Reading down the listing below, count the lines where the word "data" shows up, then give only that count.

#### [PROVIDED MATERIAL]
*-*-*

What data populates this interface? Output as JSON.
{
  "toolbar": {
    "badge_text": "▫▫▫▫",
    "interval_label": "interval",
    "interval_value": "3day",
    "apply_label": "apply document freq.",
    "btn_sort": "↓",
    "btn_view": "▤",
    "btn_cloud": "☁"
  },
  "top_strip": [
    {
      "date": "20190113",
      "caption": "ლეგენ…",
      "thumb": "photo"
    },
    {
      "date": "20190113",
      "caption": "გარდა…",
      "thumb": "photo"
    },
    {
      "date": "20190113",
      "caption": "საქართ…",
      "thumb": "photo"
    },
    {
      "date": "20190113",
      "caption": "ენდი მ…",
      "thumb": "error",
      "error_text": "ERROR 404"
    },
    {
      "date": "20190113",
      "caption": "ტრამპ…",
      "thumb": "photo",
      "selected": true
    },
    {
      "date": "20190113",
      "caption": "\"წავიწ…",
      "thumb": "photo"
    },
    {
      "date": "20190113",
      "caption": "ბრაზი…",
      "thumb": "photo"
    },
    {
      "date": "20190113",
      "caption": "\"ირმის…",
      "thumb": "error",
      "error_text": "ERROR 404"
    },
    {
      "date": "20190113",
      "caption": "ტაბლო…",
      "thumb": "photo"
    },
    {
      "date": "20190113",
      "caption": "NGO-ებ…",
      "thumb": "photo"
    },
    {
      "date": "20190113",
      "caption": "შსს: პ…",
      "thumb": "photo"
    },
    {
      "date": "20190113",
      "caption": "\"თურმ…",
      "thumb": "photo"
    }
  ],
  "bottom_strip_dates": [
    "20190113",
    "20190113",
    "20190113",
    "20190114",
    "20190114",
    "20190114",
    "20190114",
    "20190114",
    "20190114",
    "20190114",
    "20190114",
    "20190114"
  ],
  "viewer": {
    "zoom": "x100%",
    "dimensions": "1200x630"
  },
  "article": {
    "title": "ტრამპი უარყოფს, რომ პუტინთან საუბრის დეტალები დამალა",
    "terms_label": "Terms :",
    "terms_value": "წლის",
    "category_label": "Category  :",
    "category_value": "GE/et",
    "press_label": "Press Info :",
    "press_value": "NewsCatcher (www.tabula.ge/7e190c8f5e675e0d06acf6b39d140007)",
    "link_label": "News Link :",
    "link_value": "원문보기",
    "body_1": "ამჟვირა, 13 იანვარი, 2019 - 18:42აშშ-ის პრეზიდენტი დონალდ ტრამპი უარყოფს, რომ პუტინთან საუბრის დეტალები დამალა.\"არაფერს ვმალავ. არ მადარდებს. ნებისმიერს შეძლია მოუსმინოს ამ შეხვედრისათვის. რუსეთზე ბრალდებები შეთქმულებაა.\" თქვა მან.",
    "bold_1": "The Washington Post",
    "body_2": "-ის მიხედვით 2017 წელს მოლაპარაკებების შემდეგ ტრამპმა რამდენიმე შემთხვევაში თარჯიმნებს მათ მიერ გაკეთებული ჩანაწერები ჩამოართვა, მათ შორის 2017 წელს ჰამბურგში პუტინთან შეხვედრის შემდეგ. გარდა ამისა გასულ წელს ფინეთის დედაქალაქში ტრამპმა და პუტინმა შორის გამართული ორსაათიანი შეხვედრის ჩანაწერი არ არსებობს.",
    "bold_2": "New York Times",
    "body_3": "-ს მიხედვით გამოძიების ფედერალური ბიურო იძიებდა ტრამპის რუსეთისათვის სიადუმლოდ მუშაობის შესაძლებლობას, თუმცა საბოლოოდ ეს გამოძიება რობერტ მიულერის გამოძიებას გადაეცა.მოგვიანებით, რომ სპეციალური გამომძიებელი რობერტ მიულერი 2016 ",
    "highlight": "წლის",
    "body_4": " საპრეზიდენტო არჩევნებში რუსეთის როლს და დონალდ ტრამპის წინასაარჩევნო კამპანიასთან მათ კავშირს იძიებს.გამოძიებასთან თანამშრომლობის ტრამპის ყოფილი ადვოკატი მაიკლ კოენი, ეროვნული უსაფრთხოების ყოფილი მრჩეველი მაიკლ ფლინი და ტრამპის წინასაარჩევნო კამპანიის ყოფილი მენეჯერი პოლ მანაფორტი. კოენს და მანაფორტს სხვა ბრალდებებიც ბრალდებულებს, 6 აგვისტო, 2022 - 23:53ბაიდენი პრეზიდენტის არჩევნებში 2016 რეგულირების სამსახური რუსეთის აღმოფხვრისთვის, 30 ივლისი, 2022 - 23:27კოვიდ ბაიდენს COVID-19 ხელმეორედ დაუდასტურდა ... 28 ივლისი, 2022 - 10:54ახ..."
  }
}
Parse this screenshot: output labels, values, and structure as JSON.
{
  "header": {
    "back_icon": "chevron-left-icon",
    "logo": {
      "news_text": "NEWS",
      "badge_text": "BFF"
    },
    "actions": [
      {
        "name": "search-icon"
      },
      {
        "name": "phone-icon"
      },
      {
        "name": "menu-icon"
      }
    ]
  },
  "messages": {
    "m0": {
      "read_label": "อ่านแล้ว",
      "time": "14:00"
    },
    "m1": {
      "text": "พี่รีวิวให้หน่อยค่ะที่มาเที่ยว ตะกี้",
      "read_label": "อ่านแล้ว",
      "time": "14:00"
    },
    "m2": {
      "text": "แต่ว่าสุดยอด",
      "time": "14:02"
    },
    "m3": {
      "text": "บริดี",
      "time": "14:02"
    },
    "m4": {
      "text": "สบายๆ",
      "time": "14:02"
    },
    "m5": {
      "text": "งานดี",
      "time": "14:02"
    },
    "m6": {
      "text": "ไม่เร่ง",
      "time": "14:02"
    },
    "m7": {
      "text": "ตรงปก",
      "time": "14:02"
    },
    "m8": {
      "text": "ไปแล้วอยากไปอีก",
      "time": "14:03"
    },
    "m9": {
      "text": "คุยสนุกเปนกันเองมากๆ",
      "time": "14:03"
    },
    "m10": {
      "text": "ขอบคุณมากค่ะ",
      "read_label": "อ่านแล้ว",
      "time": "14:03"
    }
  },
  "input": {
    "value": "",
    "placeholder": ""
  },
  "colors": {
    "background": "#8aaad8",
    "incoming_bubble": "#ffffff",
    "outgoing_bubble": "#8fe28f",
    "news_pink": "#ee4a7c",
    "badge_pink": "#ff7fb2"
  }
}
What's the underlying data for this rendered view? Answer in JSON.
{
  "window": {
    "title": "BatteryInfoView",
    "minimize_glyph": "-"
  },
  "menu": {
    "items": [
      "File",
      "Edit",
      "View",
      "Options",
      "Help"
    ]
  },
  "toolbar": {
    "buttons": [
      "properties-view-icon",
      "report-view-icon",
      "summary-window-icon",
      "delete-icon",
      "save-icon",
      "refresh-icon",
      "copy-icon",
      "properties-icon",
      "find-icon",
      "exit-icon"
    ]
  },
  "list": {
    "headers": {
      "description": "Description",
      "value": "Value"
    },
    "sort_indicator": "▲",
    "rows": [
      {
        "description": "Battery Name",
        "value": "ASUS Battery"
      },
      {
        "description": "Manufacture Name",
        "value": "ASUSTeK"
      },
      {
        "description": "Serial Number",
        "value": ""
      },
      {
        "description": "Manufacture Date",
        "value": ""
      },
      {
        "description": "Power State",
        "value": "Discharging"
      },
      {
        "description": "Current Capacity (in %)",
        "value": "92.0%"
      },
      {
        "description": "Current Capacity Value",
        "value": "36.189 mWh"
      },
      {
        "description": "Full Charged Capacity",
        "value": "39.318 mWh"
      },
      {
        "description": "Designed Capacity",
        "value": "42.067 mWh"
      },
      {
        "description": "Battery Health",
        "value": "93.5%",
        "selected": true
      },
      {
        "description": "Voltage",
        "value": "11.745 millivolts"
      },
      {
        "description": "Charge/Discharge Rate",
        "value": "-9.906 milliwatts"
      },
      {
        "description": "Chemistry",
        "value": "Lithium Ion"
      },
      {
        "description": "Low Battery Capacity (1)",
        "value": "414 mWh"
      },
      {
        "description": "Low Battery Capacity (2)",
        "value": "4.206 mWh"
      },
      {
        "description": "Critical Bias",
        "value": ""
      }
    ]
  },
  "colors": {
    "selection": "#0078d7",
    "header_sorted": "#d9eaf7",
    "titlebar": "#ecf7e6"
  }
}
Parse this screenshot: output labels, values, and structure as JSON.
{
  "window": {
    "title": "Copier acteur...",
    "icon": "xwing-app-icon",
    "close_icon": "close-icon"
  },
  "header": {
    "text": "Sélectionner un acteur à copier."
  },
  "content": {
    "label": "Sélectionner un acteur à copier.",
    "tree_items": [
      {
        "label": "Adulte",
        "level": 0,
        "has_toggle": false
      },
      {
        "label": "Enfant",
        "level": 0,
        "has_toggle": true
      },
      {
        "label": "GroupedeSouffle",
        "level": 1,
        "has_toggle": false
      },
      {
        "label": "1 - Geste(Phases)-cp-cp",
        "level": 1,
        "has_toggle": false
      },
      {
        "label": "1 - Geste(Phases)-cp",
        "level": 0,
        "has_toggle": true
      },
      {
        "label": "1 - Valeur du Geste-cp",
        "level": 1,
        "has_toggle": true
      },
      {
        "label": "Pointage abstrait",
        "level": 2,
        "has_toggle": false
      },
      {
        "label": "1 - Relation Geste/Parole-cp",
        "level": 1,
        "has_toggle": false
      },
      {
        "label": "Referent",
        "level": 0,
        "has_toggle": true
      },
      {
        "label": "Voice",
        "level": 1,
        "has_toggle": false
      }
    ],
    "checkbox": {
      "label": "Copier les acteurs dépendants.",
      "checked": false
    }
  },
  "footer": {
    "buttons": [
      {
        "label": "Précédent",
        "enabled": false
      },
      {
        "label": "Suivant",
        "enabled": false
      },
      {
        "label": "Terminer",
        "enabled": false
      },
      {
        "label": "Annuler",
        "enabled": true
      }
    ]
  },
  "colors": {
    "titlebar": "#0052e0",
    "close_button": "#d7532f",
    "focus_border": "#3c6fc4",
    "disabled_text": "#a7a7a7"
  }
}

*-*-*

#### [SOLUTION FOR THIS TASK]
2